- [INSTRUCTIONS FOR THE TASK]
Scan the lines below for the string "市场营销" and report how many lines contain it, giving only the number.

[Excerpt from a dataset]
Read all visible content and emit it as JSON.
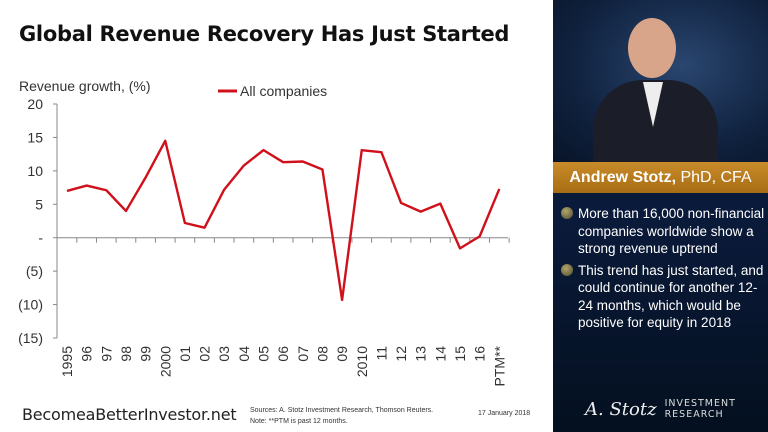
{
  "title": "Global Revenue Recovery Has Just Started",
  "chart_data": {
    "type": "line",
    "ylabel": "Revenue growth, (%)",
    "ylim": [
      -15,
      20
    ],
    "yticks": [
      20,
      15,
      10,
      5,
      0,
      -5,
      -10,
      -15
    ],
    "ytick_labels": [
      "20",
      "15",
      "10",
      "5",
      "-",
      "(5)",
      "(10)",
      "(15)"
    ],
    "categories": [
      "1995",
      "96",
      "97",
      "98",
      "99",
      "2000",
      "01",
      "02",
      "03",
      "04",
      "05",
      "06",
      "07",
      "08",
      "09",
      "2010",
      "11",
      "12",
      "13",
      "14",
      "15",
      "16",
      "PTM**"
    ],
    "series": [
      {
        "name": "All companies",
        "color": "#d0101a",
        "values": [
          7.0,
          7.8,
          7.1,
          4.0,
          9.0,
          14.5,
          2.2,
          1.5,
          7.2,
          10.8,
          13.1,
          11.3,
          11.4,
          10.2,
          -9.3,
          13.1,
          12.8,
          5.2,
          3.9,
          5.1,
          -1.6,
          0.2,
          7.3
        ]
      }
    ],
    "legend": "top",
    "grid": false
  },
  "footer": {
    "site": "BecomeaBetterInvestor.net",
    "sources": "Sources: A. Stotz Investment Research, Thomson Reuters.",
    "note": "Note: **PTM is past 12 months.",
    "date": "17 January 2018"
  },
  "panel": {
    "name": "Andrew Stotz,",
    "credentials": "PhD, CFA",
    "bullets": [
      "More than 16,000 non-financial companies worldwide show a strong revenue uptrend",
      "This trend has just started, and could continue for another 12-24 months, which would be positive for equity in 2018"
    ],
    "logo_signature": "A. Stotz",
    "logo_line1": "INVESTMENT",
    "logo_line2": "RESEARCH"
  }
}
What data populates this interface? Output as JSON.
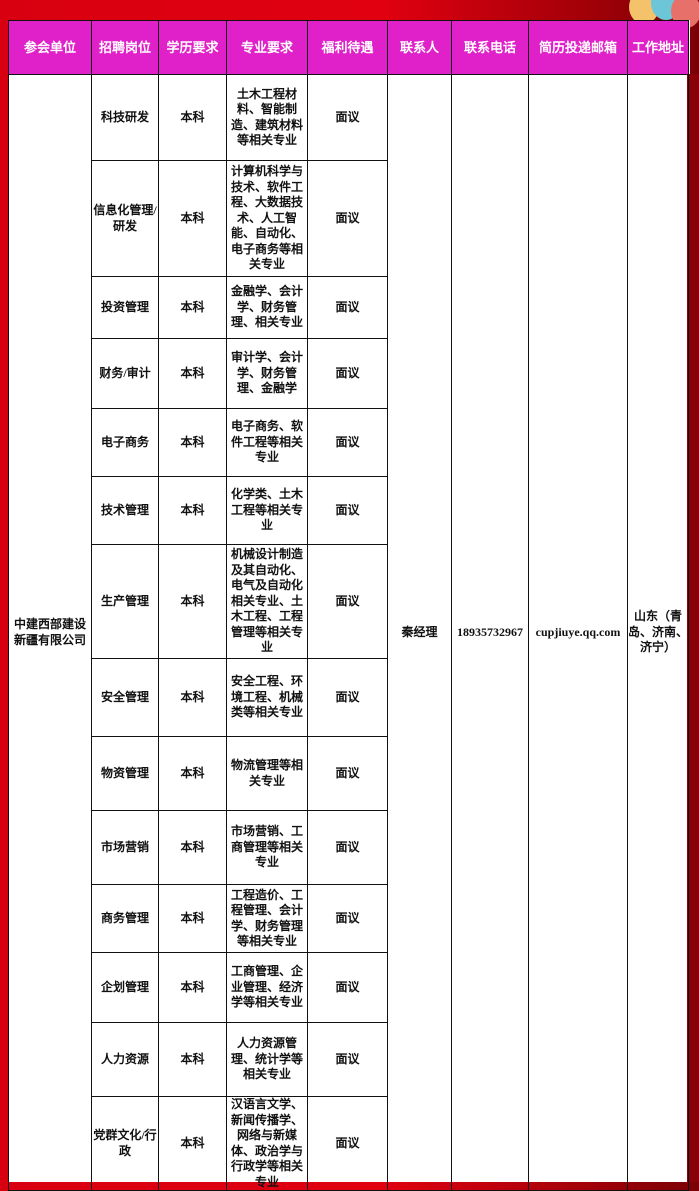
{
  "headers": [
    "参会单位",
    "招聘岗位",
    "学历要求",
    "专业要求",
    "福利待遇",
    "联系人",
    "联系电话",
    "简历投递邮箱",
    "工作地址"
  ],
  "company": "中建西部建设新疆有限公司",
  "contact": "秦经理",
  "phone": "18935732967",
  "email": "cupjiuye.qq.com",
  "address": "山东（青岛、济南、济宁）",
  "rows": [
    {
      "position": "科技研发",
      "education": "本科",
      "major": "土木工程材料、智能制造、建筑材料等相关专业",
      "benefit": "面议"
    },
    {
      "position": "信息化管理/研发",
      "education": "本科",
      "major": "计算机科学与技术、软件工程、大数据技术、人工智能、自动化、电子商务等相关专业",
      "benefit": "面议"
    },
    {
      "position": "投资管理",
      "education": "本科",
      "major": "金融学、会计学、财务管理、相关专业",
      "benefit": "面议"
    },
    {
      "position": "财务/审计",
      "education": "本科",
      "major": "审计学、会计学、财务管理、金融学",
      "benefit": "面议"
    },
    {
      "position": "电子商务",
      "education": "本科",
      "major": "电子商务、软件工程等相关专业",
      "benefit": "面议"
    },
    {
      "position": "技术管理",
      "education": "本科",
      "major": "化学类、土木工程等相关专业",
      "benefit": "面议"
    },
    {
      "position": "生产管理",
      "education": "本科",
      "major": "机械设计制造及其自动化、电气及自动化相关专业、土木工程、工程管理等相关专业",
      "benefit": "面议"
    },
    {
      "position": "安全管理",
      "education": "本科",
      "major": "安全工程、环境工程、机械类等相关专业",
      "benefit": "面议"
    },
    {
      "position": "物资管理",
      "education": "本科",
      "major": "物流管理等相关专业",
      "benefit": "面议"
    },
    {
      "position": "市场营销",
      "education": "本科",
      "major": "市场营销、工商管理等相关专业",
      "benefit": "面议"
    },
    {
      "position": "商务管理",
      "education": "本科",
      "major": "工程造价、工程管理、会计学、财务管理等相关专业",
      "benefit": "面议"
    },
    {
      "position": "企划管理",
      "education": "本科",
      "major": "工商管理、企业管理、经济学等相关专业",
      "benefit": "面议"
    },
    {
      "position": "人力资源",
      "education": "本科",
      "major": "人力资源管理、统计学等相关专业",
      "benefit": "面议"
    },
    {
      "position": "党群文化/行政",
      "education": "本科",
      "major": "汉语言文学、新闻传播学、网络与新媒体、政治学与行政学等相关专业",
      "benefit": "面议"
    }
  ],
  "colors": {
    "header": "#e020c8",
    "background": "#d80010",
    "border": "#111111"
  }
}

- [THE RESULT]
2